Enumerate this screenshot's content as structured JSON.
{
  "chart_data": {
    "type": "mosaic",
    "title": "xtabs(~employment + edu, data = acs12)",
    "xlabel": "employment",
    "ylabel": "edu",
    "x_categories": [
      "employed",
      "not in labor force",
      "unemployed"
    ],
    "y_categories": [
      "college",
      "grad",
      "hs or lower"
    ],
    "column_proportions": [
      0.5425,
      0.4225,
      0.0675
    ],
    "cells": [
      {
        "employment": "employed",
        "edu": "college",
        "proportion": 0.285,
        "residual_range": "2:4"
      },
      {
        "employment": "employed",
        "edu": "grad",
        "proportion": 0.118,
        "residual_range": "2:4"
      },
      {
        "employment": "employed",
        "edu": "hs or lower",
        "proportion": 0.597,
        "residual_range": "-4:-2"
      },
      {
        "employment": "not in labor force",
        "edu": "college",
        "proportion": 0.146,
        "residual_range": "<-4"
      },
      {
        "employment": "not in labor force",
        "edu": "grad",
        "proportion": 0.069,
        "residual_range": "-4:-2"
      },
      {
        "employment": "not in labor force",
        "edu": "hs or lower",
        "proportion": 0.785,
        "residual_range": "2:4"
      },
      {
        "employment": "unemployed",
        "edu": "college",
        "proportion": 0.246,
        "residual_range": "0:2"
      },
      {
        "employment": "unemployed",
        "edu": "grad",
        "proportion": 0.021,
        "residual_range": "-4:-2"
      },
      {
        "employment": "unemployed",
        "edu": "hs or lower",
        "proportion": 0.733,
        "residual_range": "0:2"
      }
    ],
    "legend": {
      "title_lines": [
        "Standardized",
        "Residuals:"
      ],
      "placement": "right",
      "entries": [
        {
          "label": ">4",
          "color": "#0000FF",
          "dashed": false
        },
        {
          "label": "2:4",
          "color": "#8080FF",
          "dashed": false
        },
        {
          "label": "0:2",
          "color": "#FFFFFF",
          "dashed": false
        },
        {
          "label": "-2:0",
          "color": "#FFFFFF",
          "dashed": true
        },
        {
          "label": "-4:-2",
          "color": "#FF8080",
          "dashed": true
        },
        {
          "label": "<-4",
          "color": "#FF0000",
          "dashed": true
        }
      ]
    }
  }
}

The request: Reproduce the material above without altering a single character.

Exercise solution:
Enumerate this screenshot's content as structured JSON.
{
  "chart_data": {
    "type": "mosaic",
    "title": "xtabs(~employment + edu, data = acs12)",
    "xlabel": "employment",
    "ylabel": "edu",
    "x_categories": [
      "employed",
      "not in labor force",
      "unemployed"
    ],
    "y_categories": [
      "college",
      "grad",
      "hs or lower"
    ],
    "column_proportions": [
      0.5425,
      0.4225,
      0.0675
    ],
    "cells": [
      {
        "employment": "employed",
        "edu": "college",
        "proportion": 0.285,
        "residual_range": "2:4"
      },
      {
        "employment": "employed",
        "edu": "grad",
        "proportion": 0.118,
        "residual_range": "2:4"
      },
      {
        "employment": "employed",
        "edu": "hs or lower",
        "proportion": 0.597,
        "residual_range": "-4:-2"
      },
      {
        "employment": "not in labor force",
        "edu": "college",
        "proportion": 0.146,
        "residual_range": "<-4"
      },
      {
        "employment": "not in labor force",
        "edu": "grad",
        "proportion": 0.069,
        "residual_range": "-4:-2"
      },
      {
        "employment": "not in labor force",
        "edu": "hs or lower",
        "proportion": 0.785,
        "residual_range": "2:4"
      },
      {
        "employment": "unemployed",
        "edu": "college",
        "proportion": 0.246,
        "residual_range": "0:2"
      },
      {
        "employment": "unemployed",
        "edu": "grad",
        "proportion": 0.021,
        "residual_range": "-4:-2"
      },
      {
        "employment": "unemployed",
        "edu": "hs or lower",
        "proportion": 0.733,
        "residual_range": "0:2"
      }
    ],
    "legend": {
      "title_lines": [
        "Standardized",
        "Residuals:"
      ],
      "placement": "right",
      "entries": [
        {
          "label": ">4",
          "color": "#0000FF",
          "dashed": false
        },
        {
          "label": "2:4",
          "color": "#8080FF",
          "dashed": false
        },
        {
          "label": "0:2",
          "color": "#FFFFFF",
          "dashed": false
        },
        {
          "label": "-2:0",
          "color": "#FFFFFF",
          "dashed": true
        },
        {
          "label": "-4:-2",
          "color": "#FF8080",
          "dashed": true
        },
        {
          "label": "<-4",
          "color": "#FF0000",
          "dashed": true
        }
      ]
    }
  }
}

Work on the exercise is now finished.